[Data items]
>> Begin

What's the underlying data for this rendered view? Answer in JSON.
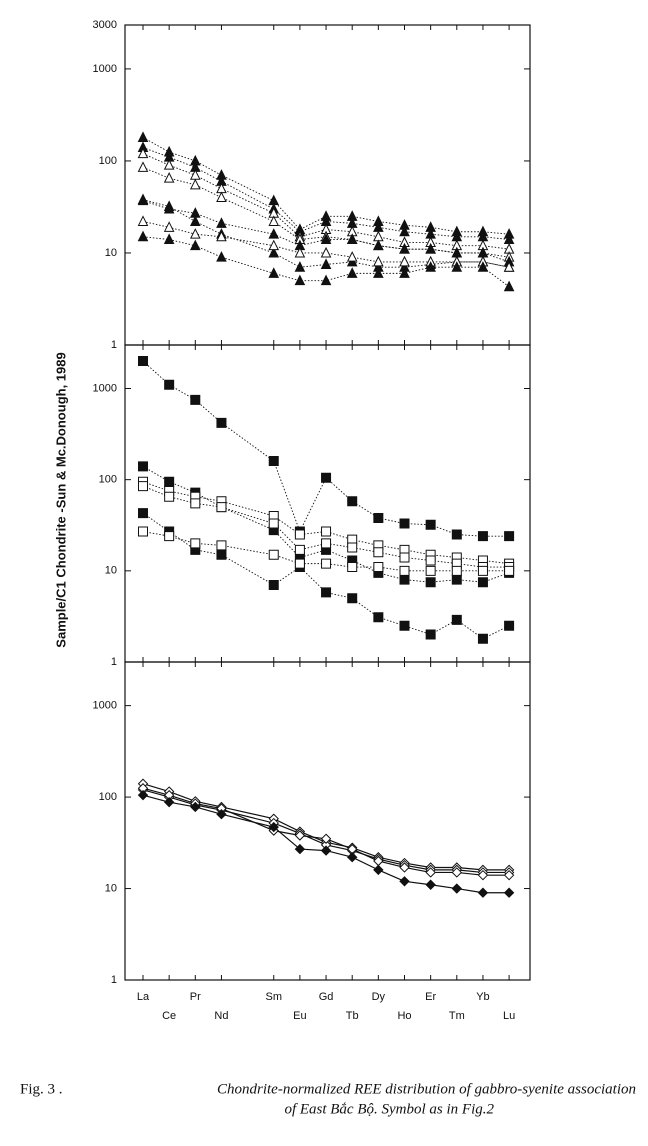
{
  "figure": {
    "ylabel": "Sample/C1 Chondrite -Sun & Mc.Donough, 1989",
    "caption_label": "Fig. 3 .",
    "caption": [
      "Chondrite-normalized REE distribution of gabbro-syenite association",
      "of East Bắc Bộ. Symbol as in Fig.2"
    ]
  },
  "chart_data": [
    {
      "type": "line",
      "log": true,
      "ylim": [
        1,
        3000
      ],
      "yticks": [
        1,
        10,
        100,
        1000,
        3000
      ],
      "line_style": "dotted",
      "series": [
        {
          "marker": "triangle",
          "filled": true,
          "color": "#111",
          "values": [
            180,
            125,
            100,
            70,
            37,
            18,
            25,
            25,
            22,
            20,
            19,
            17,
            17,
            16
          ]
        },
        {
          "marker": "triangle",
          "filled": true,
          "color": "#111",
          "values": [
            140,
            110,
            85,
            60,
            30,
            17,
            22,
            21,
            19,
            17,
            16,
            15,
            15,
            14
          ]
        },
        {
          "marker": "triangle",
          "filled": false,
          "color": "#111",
          "values": [
            120,
            90,
            70,
            50,
            27,
            15,
            18,
            17,
            15,
            13,
            13,
            12,
            12,
            11
          ]
        },
        {
          "marker": "triangle",
          "filled": false,
          "color": "#111",
          "values": [
            85,
            65,
            55,
            40,
            22,
            14,
            15,
            14,
            12,
            11,
            11,
            10,
            10,
            9
          ]
        },
        {
          "marker": "triangle",
          "filled": true,
          "color": "#111",
          "values": [
            37,
            30,
            27,
            21,
            16,
            12,
            14,
            14,
            12,
            11,
            11,
            10,
            10,
            8
          ]
        },
        {
          "marker": "triangle",
          "filled": true,
          "color": "#111",
          "values": [
            38,
            32,
            22,
            16,
            10,
            7,
            7.5,
            8,
            7,
            7,
            7.5,
            8,
            8,
            7
          ]
        },
        {
          "marker": "triangle",
          "filled": false,
          "color": "#111",
          "values": [
            22,
            19,
            16,
            15,
            12,
            10,
            10,
            9,
            8,
            8,
            8,
            8,
            8,
            7
          ]
        },
        {
          "marker": "triangle",
          "filled": true,
          "color": "#111",
          "values": [
            15,
            14,
            12,
            9,
            6,
            5,
            5,
            6,
            6,
            6,
            7,
            7,
            7,
            4.3
          ]
        }
      ]
    },
    {
      "type": "line",
      "log": true,
      "ylim": [
        1,
        3000
      ],
      "yticks": [
        1,
        10,
        100,
        1000
      ],
      "line_style": "dotted",
      "series": [
        {
          "marker": "square",
          "filled": true,
          "color": "#111",
          "values": [
            2000,
            1100,
            750,
            420,
            160,
            27,
            105,
            58,
            38,
            33,
            32,
            25,
            24,
            24
          ]
        },
        {
          "marker": "square",
          "filled": true,
          "color": "#111",
          "values": [
            140,
            95,
            72,
            50,
            28,
            14,
            17,
            13,
            9.5,
            8,
            7.5,
            8,
            7.5,
            9.5
          ]
        },
        {
          "marker": "square",
          "filled": false,
          "color": "#111",
          "values": [
            95,
            75,
            65,
            58,
            40,
            25,
            27,
            22,
            19,
            17,
            15,
            14,
            13,
            12
          ]
        },
        {
          "marker": "square",
          "filled": false,
          "color": "#111",
          "values": [
            85,
            65,
            55,
            50,
            33,
            17,
            20,
            18,
            16,
            14,
            13,
            12,
            11,
            11
          ]
        },
        {
          "marker": "square",
          "filled": true,
          "color": "#111",
          "values": [
            43,
            27,
            17,
            15,
            7,
            11,
            5.8,
            5,
            3.1,
            2.5,
            2,
            2.9,
            1.8,
            2.5
          ]
        },
        {
          "marker": "square",
          "filled": false,
          "color": "#111",
          "values": [
            27,
            24,
            20,
            19,
            15,
            12,
            12,
            11,
            11,
            10,
            10,
            10,
            10,
            10
          ]
        }
      ]
    },
    {
      "type": "line",
      "log": true,
      "ylim": [
        1,
        3000
      ],
      "yticks": [
        1,
        10,
        100,
        1000
      ],
      "line_style": "solid",
      "categories": [
        "La",
        "Ce",
        "Pr",
        "Nd",
        "Sm",
        "Eu",
        "Gd",
        "Tb",
        "Dy",
        "Ho",
        "Er",
        "Tm",
        "Yb",
        "Lu"
      ],
      "series": [
        {
          "marker": "diamond",
          "filled": false,
          "color": "#111",
          "values": [
            140,
            115,
            90,
            78,
            58,
            42,
            32,
            28,
            22,
            19,
            17,
            17,
            16,
            16
          ]
        },
        {
          "marker": "diamond",
          "filled": false,
          "color": "#111",
          "values": [
            120,
            100,
            82,
            72,
            52,
            40,
            30,
            26,
            21,
            18,
            16,
            16,
            15,
            15
          ]
        },
        {
          "marker": "diamond",
          "filled": false,
          "color": "#111",
          "values": [
            125,
            105,
            85,
            75,
            43,
            38,
            35,
            27,
            20,
            17,
            15,
            15,
            14,
            14
          ]
        },
        {
          "marker": "diamond",
          "filled": true,
          "color": "#111",
          "values": [
            105,
            88,
            78,
            65,
            47,
            27,
            26,
            22,
            16,
            12,
            11,
            10,
            9,
            9
          ]
        }
      ]
    }
  ]
}
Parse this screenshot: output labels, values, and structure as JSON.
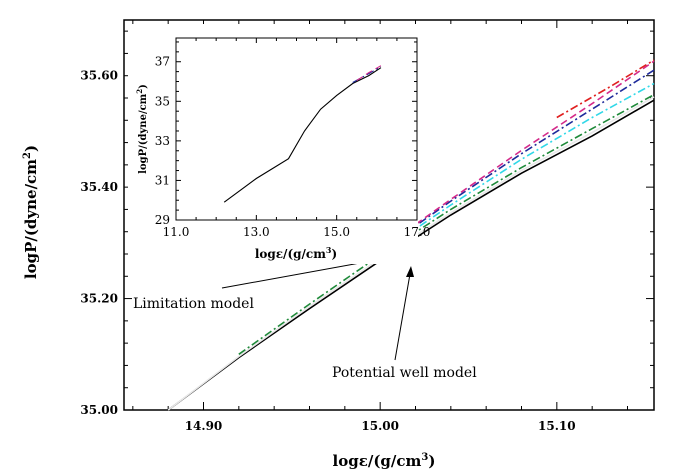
{
  "chart_data": [
    {
      "type": "line",
      "xlabel_main": "logε/(g/cm",
      "xlabel_sup": "3",
      "xlabel_tail": ")",
      "ylabel_main": "logP/(dyne/cm",
      "ylabel_sup": "2",
      "ylabel_tail": ")",
      "xlim": [
        14.855,
        15.155
      ],
      "ylim": [
        35.0,
        35.7
      ],
      "xticks": [
        14.9,
        15.0,
        15.1
      ],
      "xtick_labels": [
        "14.90",
        "15.00",
        "15.10"
      ],
      "yticks": [
        35.0,
        35.2,
        35.4,
        35.6
      ],
      "ytick_labels": [
        "35.00",
        "35.20",
        "35.40",
        "35.60"
      ],
      "grid": false,
      "series": [
        {
          "color": "#000000",
          "style": "solid",
          "x": [
            14.88,
            14.92,
            14.96,
            15.0,
            15.04,
            15.08,
            15.12,
            15.155
          ],
          "y": [
            35.0,
            35.094,
            35.182,
            35.268,
            35.35,
            35.425,
            35.492,
            35.556
          ]
        },
        {
          "color": "#e8e8e8",
          "style": "solid",
          "x": [
            14.88,
            14.92,
            14.96,
            15.0,
            15.04,
            15.08,
            15.12,
            15.155
          ],
          "y": [
            35.0,
            35.096,
            35.186,
            35.272,
            35.354,
            35.43,
            35.498,
            35.562
          ]
        },
        {
          "color": "#1f8a3a",
          "style": "dashdot",
          "x": [
            14.92,
            14.96,
            15.0,
            15.04,
            15.08,
            15.12,
            15.155
          ],
          "y": [
            35.1,
            35.19,
            35.278,
            35.36,
            35.435,
            35.505,
            35.566
          ]
        },
        {
          "color": "#30d8e8",
          "style": "dashdot",
          "x": [
            15.0,
            15.04,
            15.08,
            15.12,
            15.155
          ],
          "y": [
            35.282,
            35.368,
            35.45,
            35.525,
            35.586
          ]
        },
        {
          "color": "#1e2a9a",
          "style": "dashdot",
          "x": [
            15.0,
            15.04,
            15.08,
            15.12,
            15.155
          ],
          "y": [
            35.286,
            35.375,
            35.46,
            35.54,
            35.61
          ]
        },
        {
          "color": "#d42a8a",
          "style": "dashed",
          "x": [
            15.0,
            15.04,
            15.08,
            15.12,
            15.155
          ],
          "y": [
            35.288,
            35.378,
            35.466,
            35.55,
            35.626
          ]
        },
        {
          "color": "#e02020",
          "style": "dashdot",
          "x": [
            15.1,
            15.13,
            15.155
          ],
          "y": [
            35.525,
            35.58,
            35.628
          ]
        }
      ],
      "annotations": [
        {
          "text": "Limitation model",
          "arrow_to_x": 15.01,
          "arrow_to_y": 35.28
        },
        {
          "text": "Potential well model",
          "arrow_to_x": 15.022,
          "arrow_to_y": 35.265
        }
      ]
    },
    {
      "type": "line",
      "xlabel_main": "logε/(g/cm",
      "xlabel_sup": "3",
      "xlabel_tail": ")",
      "ylabel_main": "logP/(dyne/cm",
      "ylabel_sup": "2",
      "ylabel_tail": ")",
      "xlim": [
        11.0,
        17.0
      ],
      "ylim": [
        29,
        38.2
      ],
      "xticks": [
        11.0,
        13.0,
        15.0,
        17.0
      ],
      "xtick_labels": [
        "11.0",
        "13.0",
        "15.0",
        "17.0"
      ],
      "yticks": [
        29,
        31,
        33,
        35,
        37
      ],
      "ytick_labels": [
        "29",
        "31",
        "33",
        "35",
        "37"
      ],
      "grid": false,
      "series": [
        {
          "color": "#000000",
          "style": "solid",
          "x": [
            12.2,
            12.6,
            13.0,
            13.4,
            13.8,
            14.2,
            14.6,
            15.0,
            15.4,
            15.8,
            16.1
          ],
          "y": [
            29.9,
            30.5,
            31.1,
            31.6,
            32.1,
            33.5,
            34.6,
            35.3,
            35.9,
            36.3,
            36.7
          ]
        },
        {
          "color": "#1e2a9a",
          "style": "dashdot",
          "x": [
            15.4,
            15.8,
            16.1
          ],
          "y": [
            35.95,
            36.4,
            36.75
          ]
        },
        {
          "color": "#d42a8a",
          "style": "dashed",
          "x": [
            15.5,
            15.8,
            16.1
          ],
          "y": [
            36.05,
            36.45,
            36.8
          ]
        }
      ]
    }
  ]
}
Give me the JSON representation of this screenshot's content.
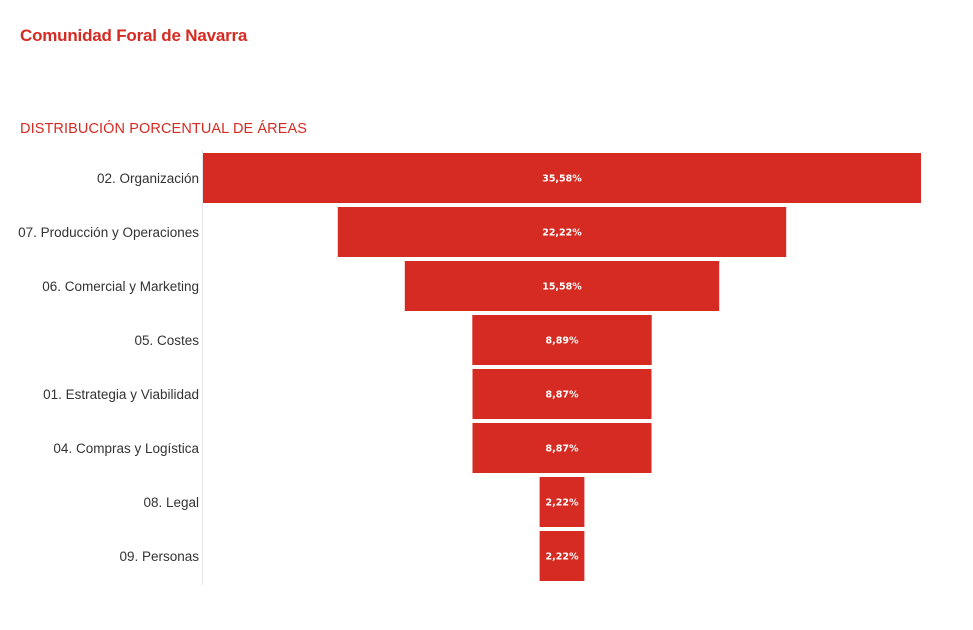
{
  "header": {
    "title": "Comunidad Foral de Navarra"
  },
  "colors": {
    "accent": "#d62b22",
    "bar": "#d62b22",
    "value_label": "#ffffff",
    "category_label": "#333333"
  },
  "chart_data": {
    "type": "bar",
    "subtype": "funnel",
    "title": "DISTRIBUCIÓN PORCENTUAL DE ÁREAS",
    "xlabel": "",
    "ylabel": "",
    "grid": false,
    "legend": "none",
    "categories": [
      "02. Organización",
      "07. Producción y Operaciones",
      "06. Comercial y Marketing",
      "05. Costes",
      "01. Estrategia y Viabilidad",
      "04. Compras y Logística",
      "08. Legal",
      "09. Personas"
    ],
    "values": [
      35.58,
      22.22,
      15.58,
      8.89,
      8.87,
      8.87,
      2.22,
      2.22
    ],
    "value_labels": [
      "35,58%",
      "22,22%",
      "15,58%",
      "8,89%",
      "8,87%",
      "8,87%",
      "2,22%",
      "2,22%"
    ],
    "unit": "%"
  }
}
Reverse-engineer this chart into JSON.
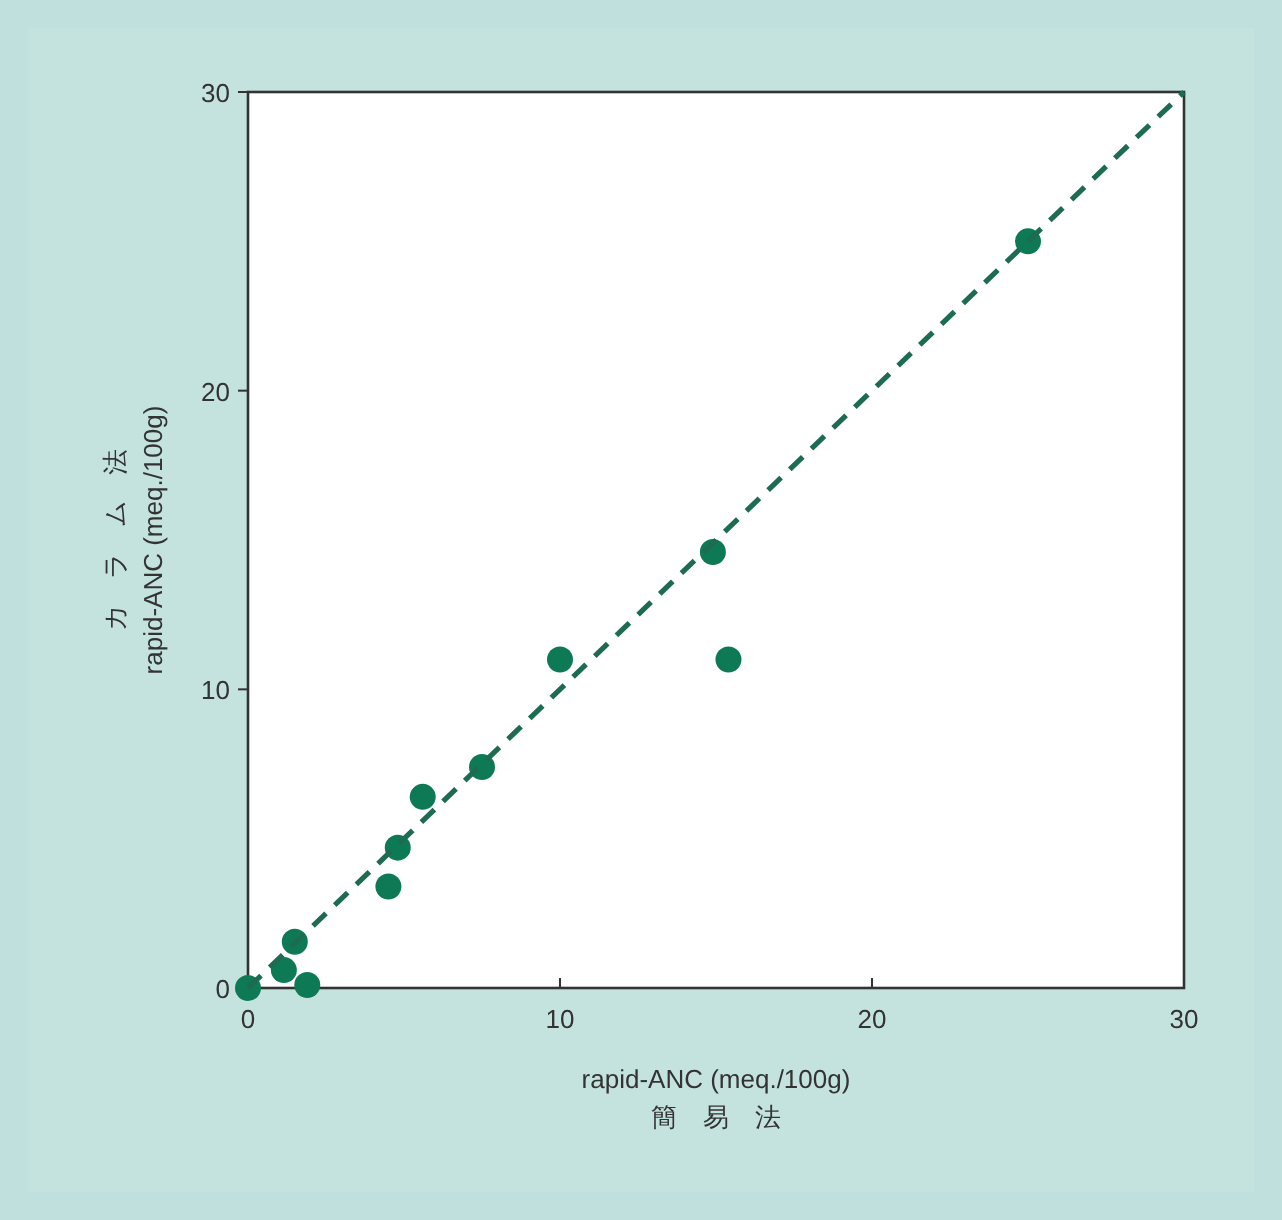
{
  "chart_data": {
    "type": "scatter",
    "xlabel": "rapid-ANC (meq./100g)\n簡　易　法",
    "ylabel": "カ　ラ　ム　法\nrapid-ANC (meq./100g)",
    "xlim": [
      0,
      30
    ],
    "ylim": [
      0,
      30
    ],
    "xticks": [
      0,
      10,
      20,
      30
    ],
    "yticks": [
      0,
      10,
      20,
      30
    ],
    "grid": false,
    "marker": "circle",
    "series": [
      {
        "color": "#0e7a55",
        "x": [
          0,
          1.15,
          1.5,
          1.9,
          4.5,
          4.8,
          5.6,
          7.5,
          10,
          14.9,
          15.4,
          25
        ],
        "values": [
          0,
          0.6,
          1.55,
          0.1,
          3.4,
          4.7,
          6.4,
          7.4,
          11.0,
          14.6,
          11.0,
          25
        ]
      },
      {
        "type": "line",
        "color": "#1d6b50",
        "line_style": "dashed",
        "marker": "none",
        "x": [
          0,
          30
        ],
        "values": [
          0,
          30
        ]
      }
    ]
  }
}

>> End

AIM = From the listing above, pick out each line where the word "Chondrite" appears.

RESULT =
    "ylabel": "Sample/C1 Chondrite -Sun & Mc.Donough, 1989",
      "Chondrite-normalized REE distribution of gabbro-syenite association",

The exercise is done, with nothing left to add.